━━━━━ Entries supplied
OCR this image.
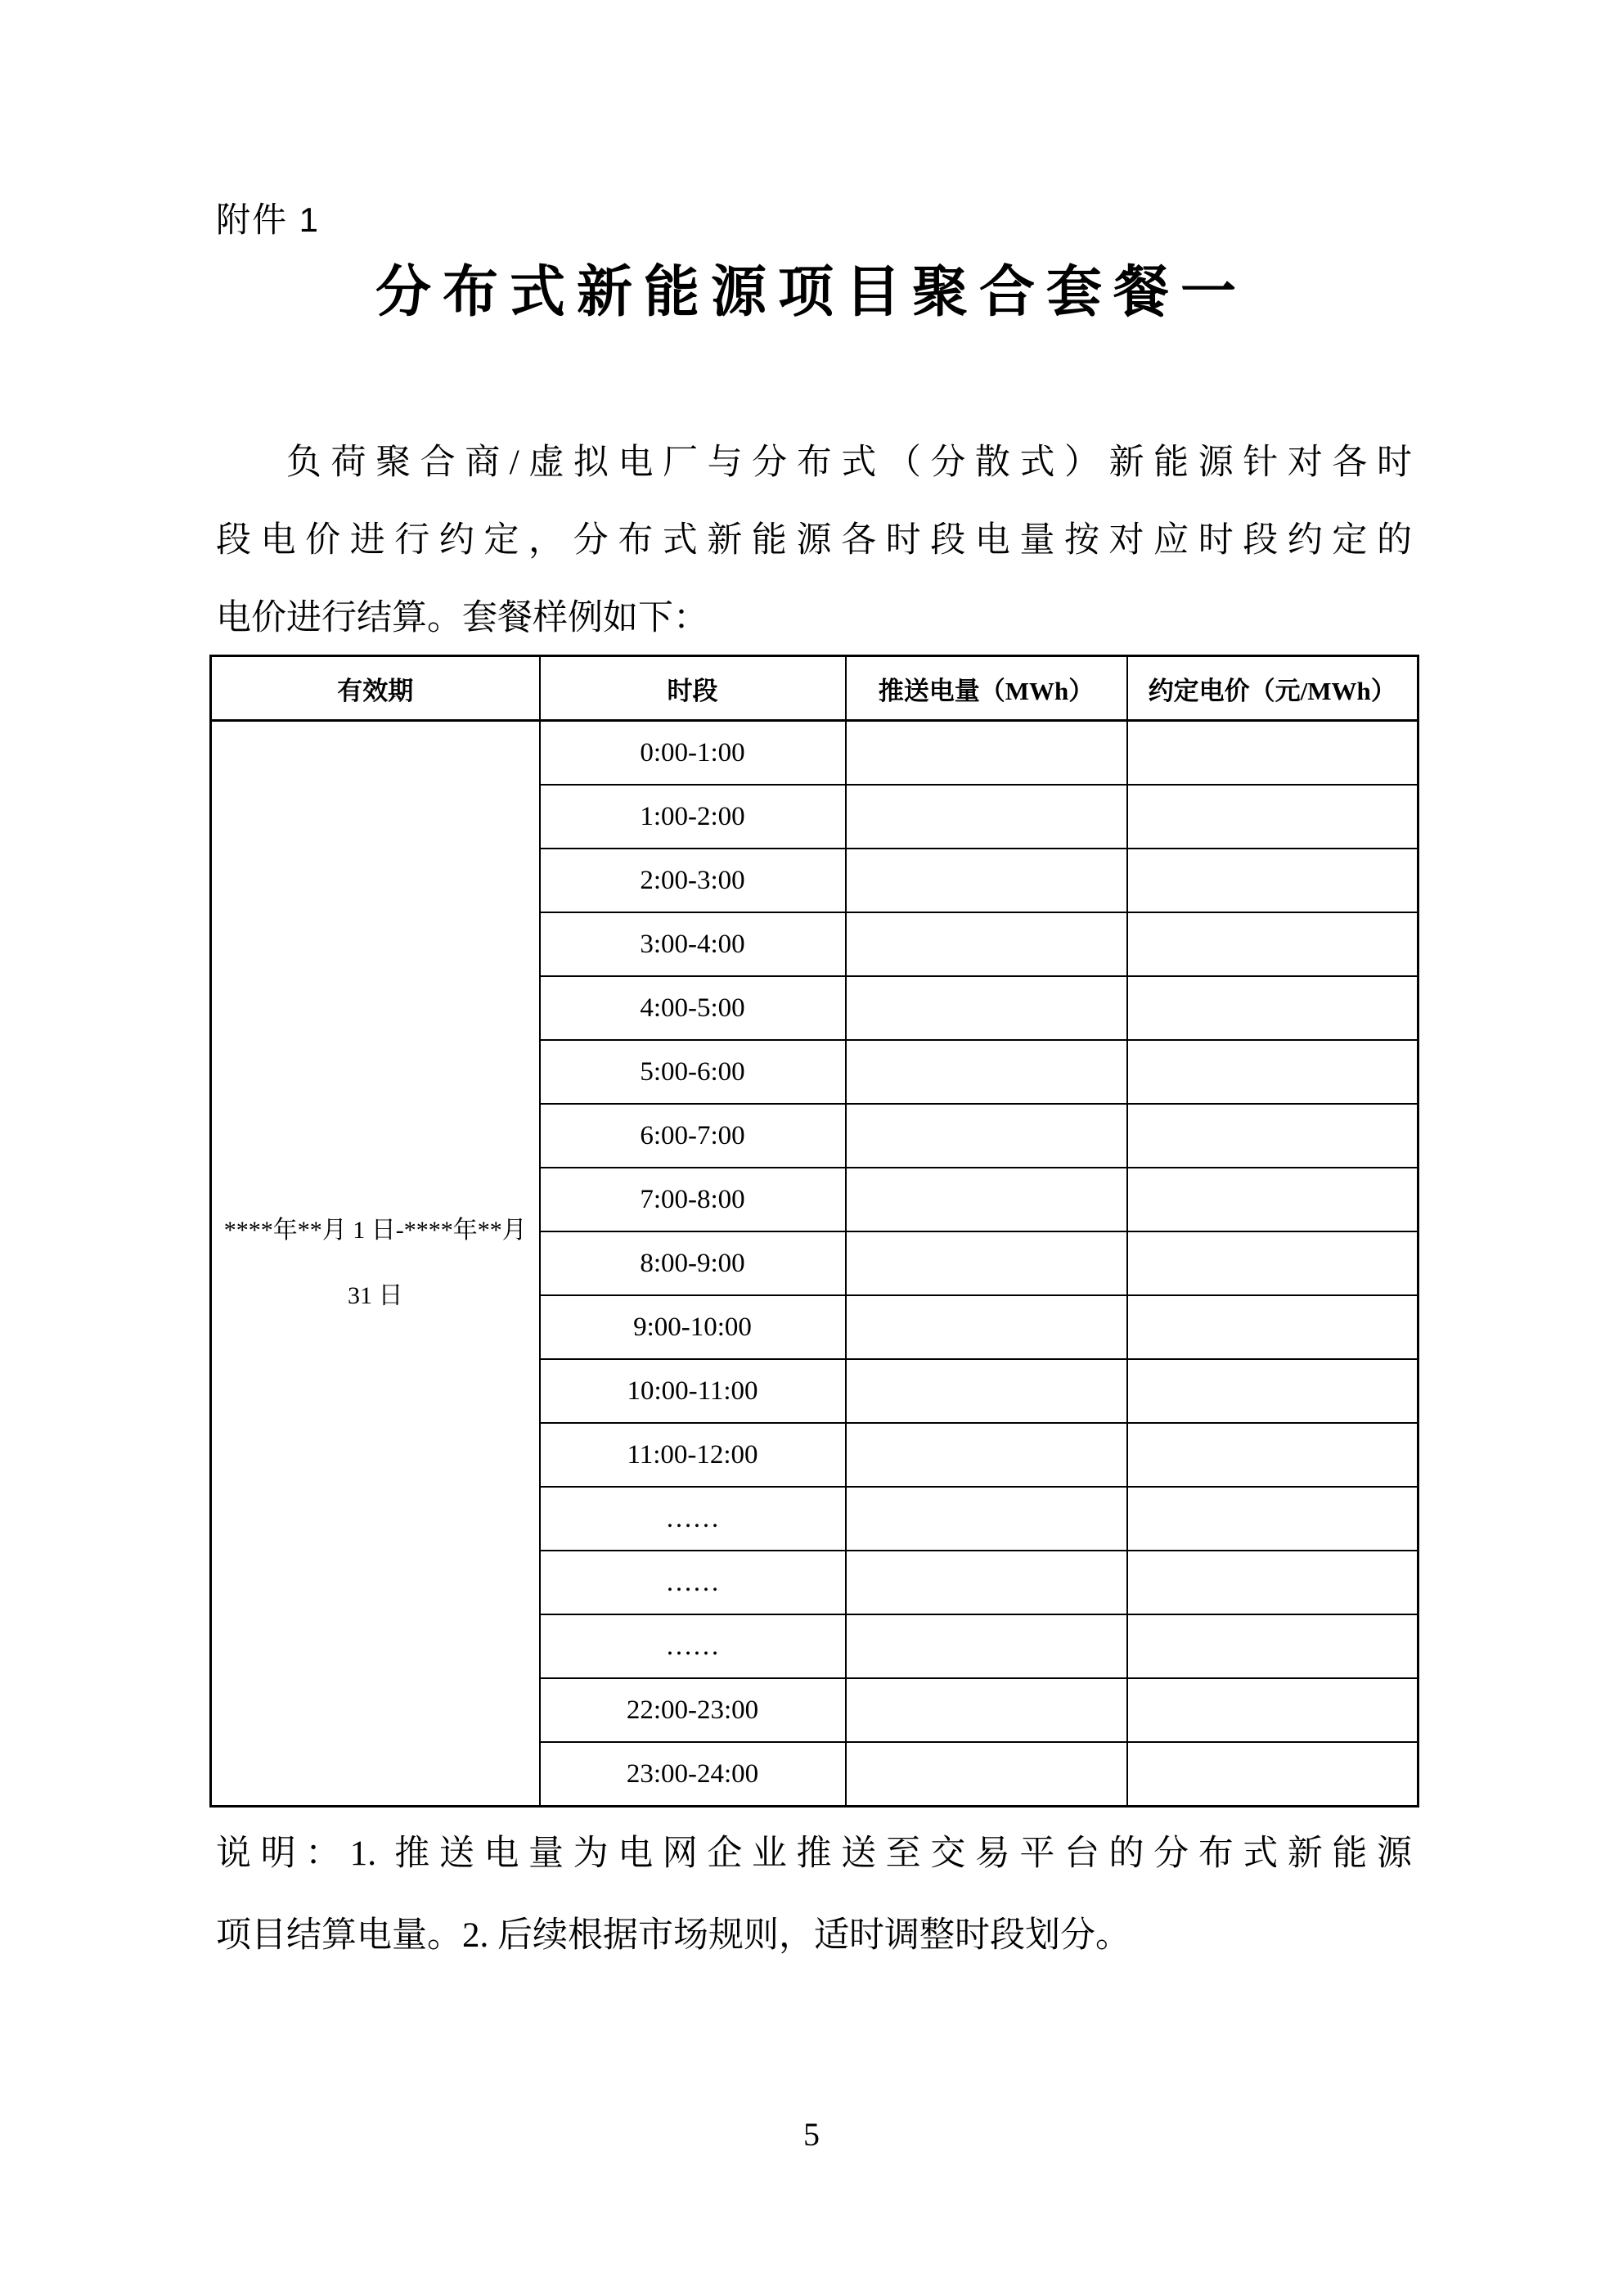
附件 1
分布式新能源项目聚合套餐一
负荷聚合商/虚拟电厂与分布式（分散式）新能源针对各时
段电价进行约定，分布式新能源各时段电量按对应时段约定的
电价进行结算。套餐样例如下：
有效期	时段	推送电量（MWh）	约定电价（元/MWh）

****年**月 1 日-****年**月
31 日	0:00-1:00		
	1:00-2:00		
	2:00-3:00		
	3:00-4:00		
	4:00-5:00		
	5:00-6:00		
	6:00-7:00		
	7:00-8:00		
	8:00-9:00		
	9:00-10:00		
	10:00-11:00		
	11:00-12:00		
	……		
	……		
	……		
	22:00-23:00		
	23:00-24:00		
说明：1. 推送电量为电网企业推送至交易平台的分布式新能源
项目结算电量。2. 后续根据市场规则，适时调整时段划分。
5
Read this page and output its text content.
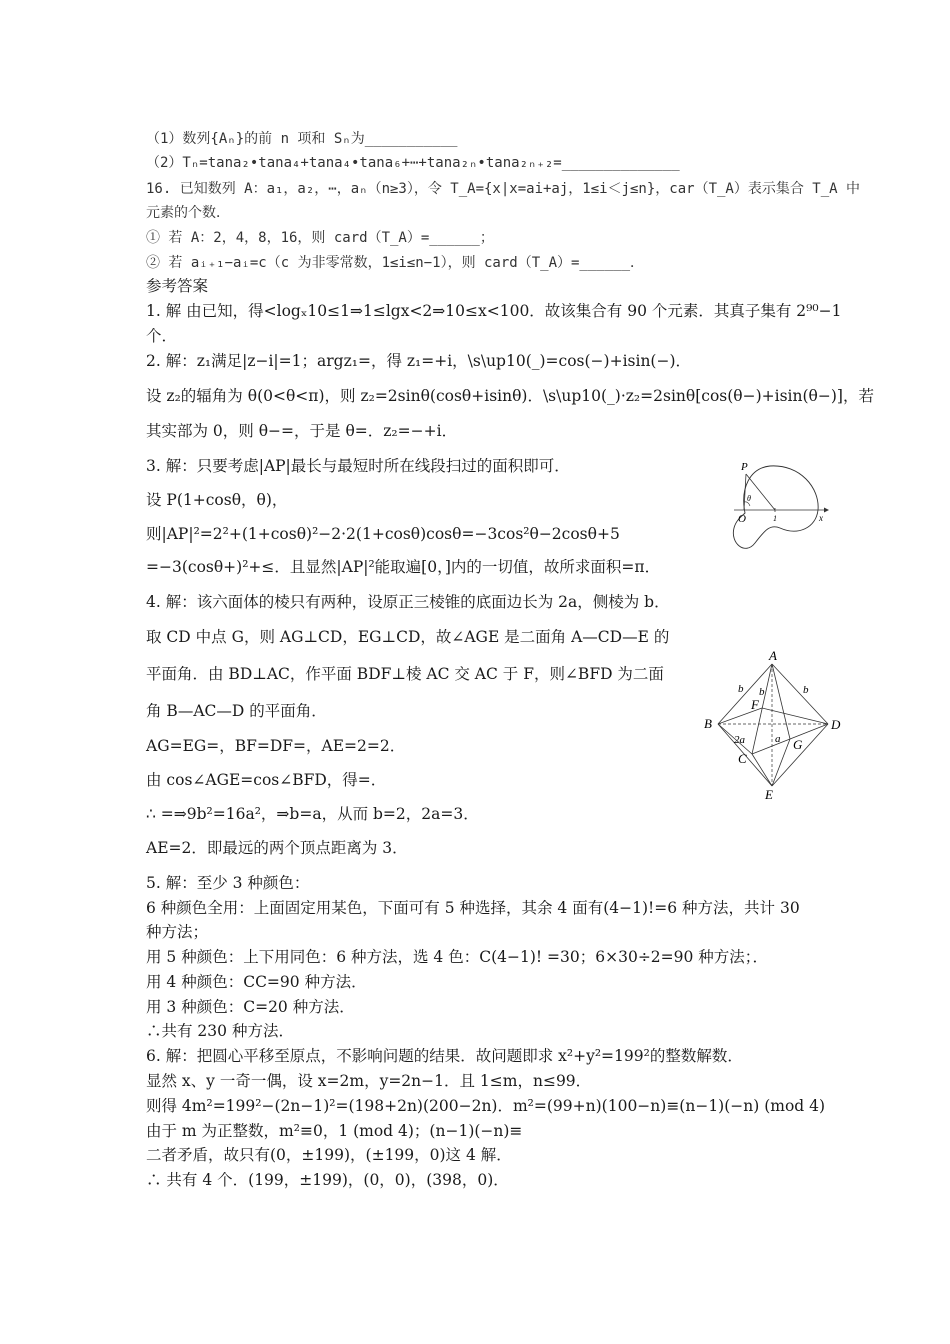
（1）数列{Aₙ}的前 n 项和 Sₙ为___________
（2）Tₙ=tana₂•tana₄+tana₄•tana₆+⋯+tana₂ₙ•tana₂ₙ₊₂=______________
16. 已知数列 A：a₁，a₂，⋯，aₙ（n≥3），令 T_A={x|x=ai+aj，1≤i＜j≤n}，car（T_A）表示集合 T_A 中
元素的个数．
① 若 A：2，4，8，16，则 card（T_A）=______；
② 若 aᵢ₊₁−aᵢ=c（c 为非零常数，1≤i≤n−1），则 card（T_A）=______．
参考答案
1. 解 由已知，得<logₓ10≤1⇒1≤lgx<2⇒10≤x<100．故该集合有 90 个元素．其真子集有 2⁹⁰−1
个．
2. 解：z₁满足|z−i|=1；argz₁=，得 z₁=+i，\s\up10(_)=cos(−)+isin(−)．
设 z₂的辐角为 θ(0<θ<π)，则 z₂=2sinθ(cosθ+isinθ)．\s\up10(_)·z₂=2sinθ[cos(θ−)+isin(θ−)]，若
其实部为 0，则 θ−=，于是 θ=．z₂=−+i．
3. 解：只要考虑|AP|最长与最短时所在线段扫过的面积即可．
设 P(1+cosθ，θ)，
则|AP|²=2²+(1+cosθ)²−2·2(1+cosθ)cosθ=−3cos²θ−2cosθ+5
=−3(cosθ+)²+≤．且显然|AP|²能取遍[0，]内的一切值，故所求面积=π．
4. 解：该六面体的棱只有两种，设原正三棱锥的底面边长为 2a，侧棱为 b．
取 CD 中点 G，则 AG⊥CD，EG⊥CD，故∠AGE 是二面角 A—CD—E 的
平面角．由 BD⊥AC，作平面 BDF⊥棱 AC 交 AC 于 F，则∠BFD 为二面
角 B—AC—D 的平面角．
AG=EG=，BF=DF=，AE=2=2．
由 cos∠AGE=cos∠BFD，得=．
∴ =⇒9b²=16a²，⇒b=a，从而 b=2，2a=3．
AE=2．即最远的两个顶点距离为 3．
5. 解：至少 3 种颜色：
6 种颜色全用：上面固定用某色，下面可有 5 种选择，其余 4 面有(4−1)!=6 种方法，共计 30
种方法；
用 5 种颜色：上下用同色：6 种方法，选 4 色：C(4−1)! =30；6×30÷2=90 种方法；．
用 4 种颜色：CC=90 种方法．
用 3 种颜色：C=20 种方法．
∴共有 230 种方法．
6. 解：把圆心平移至原点，不影响问题的结果．故问题即求 x²+y²=199²的整数解数．
显然 x、y 一奇一偶，设 x=2m，y=2n−1．且 1≤m，n≤99．
则得 4m²=199²−(2n−1)²=(198+2n)(200−2n)．m²=(99+n)(100−n)≡(n−1)(−n) (mod 4)
由于 m 为正整数，m²≡0，1 (mod 4)；(n−1)(−n)≡
二者矛盾，故只有(0，±199)，(±199，0)这 4 解．
∴ 共有 4 个．(199，±199)，(0，0)，(398，0)．
P
O
θ
1	x
A
B
C
D
E
F
G
b b	b
2a	a
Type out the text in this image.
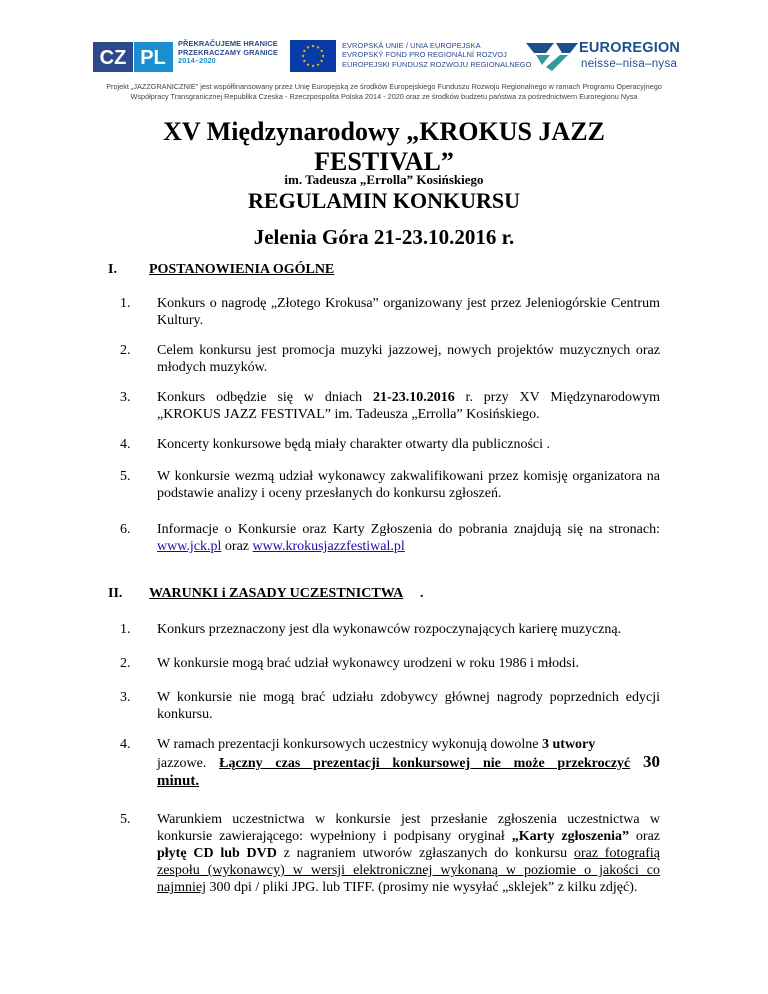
CZ PL
PŘEKRAČUJEME HRANICE
PRZEKRACZAMY GRANICE
2014–2020
EVROPSKÁ UNIE / UNIA EUROPEJSKA
EVROPSKÝ FOND PRO REGIONÁLNÍ ROZVOJ
EUROPEJSKI FUNDUSZ ROZWOJU REGIONALNEGO
EUROREGION
neisse–nisa–nysa
Projekt „JAZZGRANICZNIE” jest współfinansowany przez Unię Europejską ze środków Europejskiego Funduszu Rozwoju Regionalnego w ramach Programu Operacyjnego
Współpracy Transgranicznej Republika Czeska - Rzeczpospolita Polska 2014 - 2020 oraz ze środków budżetu państwa za pośrednictwem Euroregionu Nysa
XV Międzynarodowy „KROKUS JAZZ
FESTIVAL”
im. Tadeusza „Errolla” Kosińskiego
REGULAMIN KONKURSU
Jelenia Góra 21-23.10.2016 r.
I. POSTANOWIENIA OGÓLNE
1. Konkurs o nagrodę „Złotego Krokusa” organizowany jest przez Jeleniogórskie Centrum Kultury.
2. Celem konkursu jest promocja muzyki jazzowej, nowych projektów muzycznych oraz młodych muzyków.
3. Konkurs odbędzie się w dniach 21-23.10.2016 r. przy XV Międzynarodowym „KROKUS JAZZ FESTIVAL” im. Tadeusza „Errolla” Kosińskiego.
4. Koncerty konkursowe będą miały charakter otwarty dla publiczności .
5. W konkursie wezmą udział wykonawcy zakwalifikowani przez komisję organizatora na podstawie analizy i oceny przesłanych do konkursu zgłoszeń.
6. Informacje o Konkursie oraz Karty Zgłoszenia do pobrania znajdują się na stronach: www.jck.pl oraz www.krokusjazzfestiwal.pl
II. WARUNKI i ZASADY UCZESTNICTWA .
1. Konkurs przeznaczony jest dla wykonawców rozpoczynających karierę muzyczną.
2. W konkursie mogą brać udział wykonawcy urodzeni w roku 1986 i młodsi.
3. W konkursie nie mogą brać udziału zdobywcy głównej nagrody poprzednich edycji konkursu.
4. W ramach prezentacji konkursowych uczestnicy wykonują dowolne 3 utwory
jazzowe. Łączny czas prezentacji konkursowej nie może przekroczyć 30
minut.
5. Warunkiem uczestnictwa w konkursie jest przesłanie zgłoszenia uczestnictwa w konkursie zawierającego: wypełniony i podpisany oryginał „Karty zgłoszenia” oraz płytę CD lub DVD z nagraniem utworów zgłaszanych do konkursu oraz fotografią zespołu (wykonawcy) w wersji elektronicznej wykonaną w poziomie o jakości co najmniej 300 dpi / pliki JPG. lub TIFF. (prosimy nie wysyłać „sklejek” z kilku zdjęć).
━━━━━━━━━━
* [Brief]: Compute how many lines include the string "this", then give that number by itself.

* [Task solution]: 3